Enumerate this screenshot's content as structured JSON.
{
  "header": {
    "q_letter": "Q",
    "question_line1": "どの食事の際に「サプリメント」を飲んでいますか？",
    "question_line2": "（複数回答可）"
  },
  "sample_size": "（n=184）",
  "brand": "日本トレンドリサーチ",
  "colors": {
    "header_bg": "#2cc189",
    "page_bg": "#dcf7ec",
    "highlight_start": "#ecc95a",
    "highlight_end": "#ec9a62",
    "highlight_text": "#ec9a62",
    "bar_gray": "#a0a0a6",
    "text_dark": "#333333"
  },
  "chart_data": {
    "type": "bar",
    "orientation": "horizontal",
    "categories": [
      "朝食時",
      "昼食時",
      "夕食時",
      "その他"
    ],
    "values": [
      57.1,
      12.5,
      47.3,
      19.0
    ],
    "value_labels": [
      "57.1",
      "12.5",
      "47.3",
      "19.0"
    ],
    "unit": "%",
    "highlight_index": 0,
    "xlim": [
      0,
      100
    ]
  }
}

---

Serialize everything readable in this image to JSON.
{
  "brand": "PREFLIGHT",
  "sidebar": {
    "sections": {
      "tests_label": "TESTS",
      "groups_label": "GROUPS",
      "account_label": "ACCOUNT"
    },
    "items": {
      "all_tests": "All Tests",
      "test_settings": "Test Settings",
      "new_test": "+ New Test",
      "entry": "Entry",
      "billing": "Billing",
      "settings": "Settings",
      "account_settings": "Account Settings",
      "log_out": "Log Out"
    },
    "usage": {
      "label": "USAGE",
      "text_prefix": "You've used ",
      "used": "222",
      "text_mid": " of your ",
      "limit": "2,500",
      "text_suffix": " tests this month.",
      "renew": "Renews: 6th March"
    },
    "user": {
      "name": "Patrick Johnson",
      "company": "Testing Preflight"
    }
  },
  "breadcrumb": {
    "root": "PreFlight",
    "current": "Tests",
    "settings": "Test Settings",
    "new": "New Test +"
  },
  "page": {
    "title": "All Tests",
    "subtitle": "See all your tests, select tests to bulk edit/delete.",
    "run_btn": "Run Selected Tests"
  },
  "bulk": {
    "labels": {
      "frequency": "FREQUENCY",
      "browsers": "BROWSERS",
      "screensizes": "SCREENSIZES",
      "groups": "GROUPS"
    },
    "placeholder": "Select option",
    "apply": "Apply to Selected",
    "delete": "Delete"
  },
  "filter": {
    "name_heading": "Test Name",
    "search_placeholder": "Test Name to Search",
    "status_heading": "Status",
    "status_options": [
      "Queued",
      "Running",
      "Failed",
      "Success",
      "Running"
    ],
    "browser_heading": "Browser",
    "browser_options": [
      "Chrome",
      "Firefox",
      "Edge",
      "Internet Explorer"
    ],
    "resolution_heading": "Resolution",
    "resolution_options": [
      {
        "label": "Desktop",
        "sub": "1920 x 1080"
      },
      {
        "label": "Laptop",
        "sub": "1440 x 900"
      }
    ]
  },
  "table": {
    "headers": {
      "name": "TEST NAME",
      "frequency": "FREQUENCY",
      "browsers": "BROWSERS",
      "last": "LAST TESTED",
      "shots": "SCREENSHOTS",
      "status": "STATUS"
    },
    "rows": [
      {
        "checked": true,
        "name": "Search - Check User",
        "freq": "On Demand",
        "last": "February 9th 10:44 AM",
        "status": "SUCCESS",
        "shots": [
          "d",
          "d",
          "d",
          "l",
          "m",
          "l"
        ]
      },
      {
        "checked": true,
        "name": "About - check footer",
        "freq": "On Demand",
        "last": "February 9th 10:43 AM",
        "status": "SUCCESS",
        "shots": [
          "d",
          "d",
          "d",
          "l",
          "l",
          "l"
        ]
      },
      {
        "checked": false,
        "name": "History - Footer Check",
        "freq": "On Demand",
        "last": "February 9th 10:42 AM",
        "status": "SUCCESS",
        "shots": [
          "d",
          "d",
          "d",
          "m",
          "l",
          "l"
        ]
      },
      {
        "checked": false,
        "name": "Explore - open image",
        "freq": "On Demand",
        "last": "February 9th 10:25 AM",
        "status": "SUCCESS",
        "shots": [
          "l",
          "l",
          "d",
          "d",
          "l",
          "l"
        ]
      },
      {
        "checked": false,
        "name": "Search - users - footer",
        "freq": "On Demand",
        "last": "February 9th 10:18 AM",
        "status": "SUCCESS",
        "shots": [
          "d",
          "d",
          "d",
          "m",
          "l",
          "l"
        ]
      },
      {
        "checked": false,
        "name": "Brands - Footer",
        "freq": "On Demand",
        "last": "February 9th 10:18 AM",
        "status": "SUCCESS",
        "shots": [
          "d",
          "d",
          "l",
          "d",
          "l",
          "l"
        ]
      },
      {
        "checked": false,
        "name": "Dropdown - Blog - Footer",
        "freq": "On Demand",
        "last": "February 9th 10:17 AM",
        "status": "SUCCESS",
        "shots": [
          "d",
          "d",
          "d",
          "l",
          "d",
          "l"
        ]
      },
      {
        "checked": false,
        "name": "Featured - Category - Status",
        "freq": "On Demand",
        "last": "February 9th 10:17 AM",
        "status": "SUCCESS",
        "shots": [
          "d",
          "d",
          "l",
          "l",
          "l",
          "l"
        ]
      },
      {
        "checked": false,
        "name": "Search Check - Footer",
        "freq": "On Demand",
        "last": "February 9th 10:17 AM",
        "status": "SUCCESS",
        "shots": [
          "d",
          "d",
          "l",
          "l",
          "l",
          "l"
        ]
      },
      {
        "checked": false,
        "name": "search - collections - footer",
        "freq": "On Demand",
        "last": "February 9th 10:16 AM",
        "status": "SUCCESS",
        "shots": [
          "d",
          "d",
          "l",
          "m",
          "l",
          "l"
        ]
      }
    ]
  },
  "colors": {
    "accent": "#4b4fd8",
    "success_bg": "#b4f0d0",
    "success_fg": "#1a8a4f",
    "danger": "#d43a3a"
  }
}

---

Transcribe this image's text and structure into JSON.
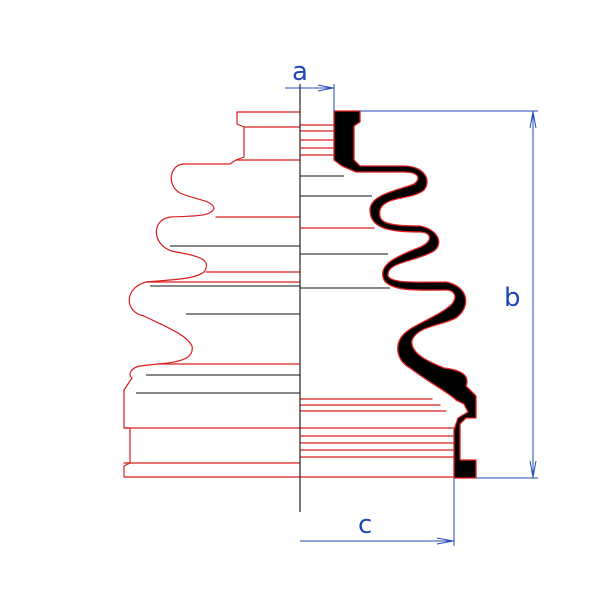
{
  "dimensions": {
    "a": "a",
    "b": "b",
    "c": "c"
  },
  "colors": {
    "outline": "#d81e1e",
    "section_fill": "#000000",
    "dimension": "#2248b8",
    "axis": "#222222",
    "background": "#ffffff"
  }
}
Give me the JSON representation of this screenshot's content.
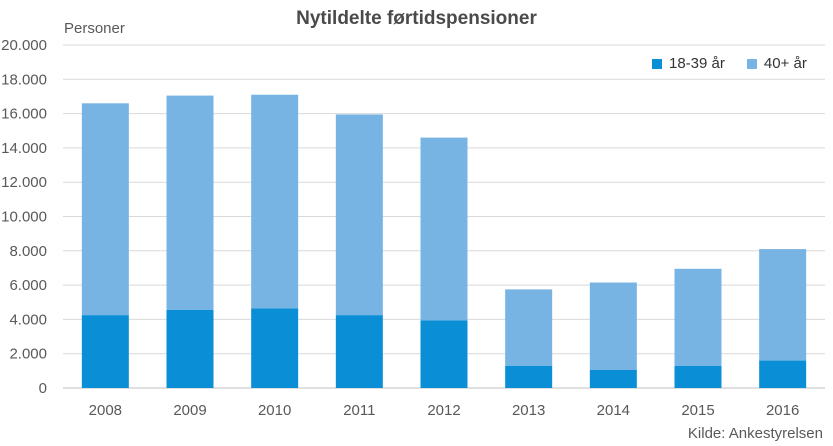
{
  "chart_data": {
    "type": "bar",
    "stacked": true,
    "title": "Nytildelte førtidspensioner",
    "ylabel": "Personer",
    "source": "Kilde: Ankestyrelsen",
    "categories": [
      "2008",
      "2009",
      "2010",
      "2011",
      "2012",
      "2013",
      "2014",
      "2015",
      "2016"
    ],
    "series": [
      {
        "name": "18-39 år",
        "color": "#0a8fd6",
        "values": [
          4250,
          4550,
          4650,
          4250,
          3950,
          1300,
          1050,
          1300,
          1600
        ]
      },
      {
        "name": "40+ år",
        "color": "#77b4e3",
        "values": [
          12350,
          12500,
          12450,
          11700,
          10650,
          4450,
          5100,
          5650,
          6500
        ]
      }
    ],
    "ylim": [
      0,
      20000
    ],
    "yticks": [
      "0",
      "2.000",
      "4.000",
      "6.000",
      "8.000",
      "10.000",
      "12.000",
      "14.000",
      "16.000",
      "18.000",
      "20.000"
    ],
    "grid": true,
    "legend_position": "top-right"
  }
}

---

_Task brief:_ Show, from the material above, each line that includes the string "bulk".

_Output of the task:_
    "subtitle": "See all your tests, select tests to bulk edit/delete.",
  "bulk": {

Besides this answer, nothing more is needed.